Dataset rows:
⁂

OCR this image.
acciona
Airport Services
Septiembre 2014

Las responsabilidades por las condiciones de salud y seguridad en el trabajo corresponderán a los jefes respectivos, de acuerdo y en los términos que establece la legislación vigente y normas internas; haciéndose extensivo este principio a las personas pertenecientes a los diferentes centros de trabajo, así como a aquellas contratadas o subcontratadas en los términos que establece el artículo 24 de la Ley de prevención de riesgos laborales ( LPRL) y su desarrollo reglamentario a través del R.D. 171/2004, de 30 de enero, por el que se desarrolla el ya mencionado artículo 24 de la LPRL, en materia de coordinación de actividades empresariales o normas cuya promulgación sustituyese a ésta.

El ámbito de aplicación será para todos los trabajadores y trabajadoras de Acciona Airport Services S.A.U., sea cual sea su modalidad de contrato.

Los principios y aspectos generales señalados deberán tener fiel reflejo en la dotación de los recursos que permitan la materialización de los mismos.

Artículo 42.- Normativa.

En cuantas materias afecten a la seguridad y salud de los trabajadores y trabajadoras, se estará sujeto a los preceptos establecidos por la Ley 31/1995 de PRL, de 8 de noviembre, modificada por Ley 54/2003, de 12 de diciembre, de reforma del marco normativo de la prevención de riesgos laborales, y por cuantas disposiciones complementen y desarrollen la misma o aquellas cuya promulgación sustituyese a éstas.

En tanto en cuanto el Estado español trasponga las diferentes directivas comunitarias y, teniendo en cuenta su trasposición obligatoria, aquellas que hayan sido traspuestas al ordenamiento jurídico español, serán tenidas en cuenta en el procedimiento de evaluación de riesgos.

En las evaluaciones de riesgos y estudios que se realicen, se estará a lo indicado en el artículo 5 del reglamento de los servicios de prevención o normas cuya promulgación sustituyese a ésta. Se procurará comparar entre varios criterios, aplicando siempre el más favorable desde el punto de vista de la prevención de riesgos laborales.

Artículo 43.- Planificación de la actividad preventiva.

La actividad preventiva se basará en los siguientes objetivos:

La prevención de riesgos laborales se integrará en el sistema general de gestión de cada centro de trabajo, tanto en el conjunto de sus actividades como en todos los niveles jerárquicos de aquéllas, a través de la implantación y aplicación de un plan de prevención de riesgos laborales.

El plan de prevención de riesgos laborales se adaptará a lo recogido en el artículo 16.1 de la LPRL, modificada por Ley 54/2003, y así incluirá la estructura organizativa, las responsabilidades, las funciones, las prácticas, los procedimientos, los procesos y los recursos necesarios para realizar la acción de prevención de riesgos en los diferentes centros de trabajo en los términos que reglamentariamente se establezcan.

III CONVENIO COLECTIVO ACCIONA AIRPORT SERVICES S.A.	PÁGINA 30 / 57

⁂

WORK REQUIRED:
Select every line in the records above that contains the word "tanto".

OUTPUT:
En tanto en cuanto el Estado español trasponga las diferentes directivas comunitarias y, teniendo en cuenta su trasposición obligatoria, aquellas que hayan sido traspuestas al ordenamiento jurídico español, serán tenidas en cuenta en el procedimiento de evaluación de riesgos.
La prevención de riesgos laborales se integrará en el sistema general de gestión de cada centro de trabajo, tanto en el conjunto de sus actividades como en todos los niveles jerárquicos de aquéllas, a través de la implantación y aplicación de un plan de prevención de riesgos laborales.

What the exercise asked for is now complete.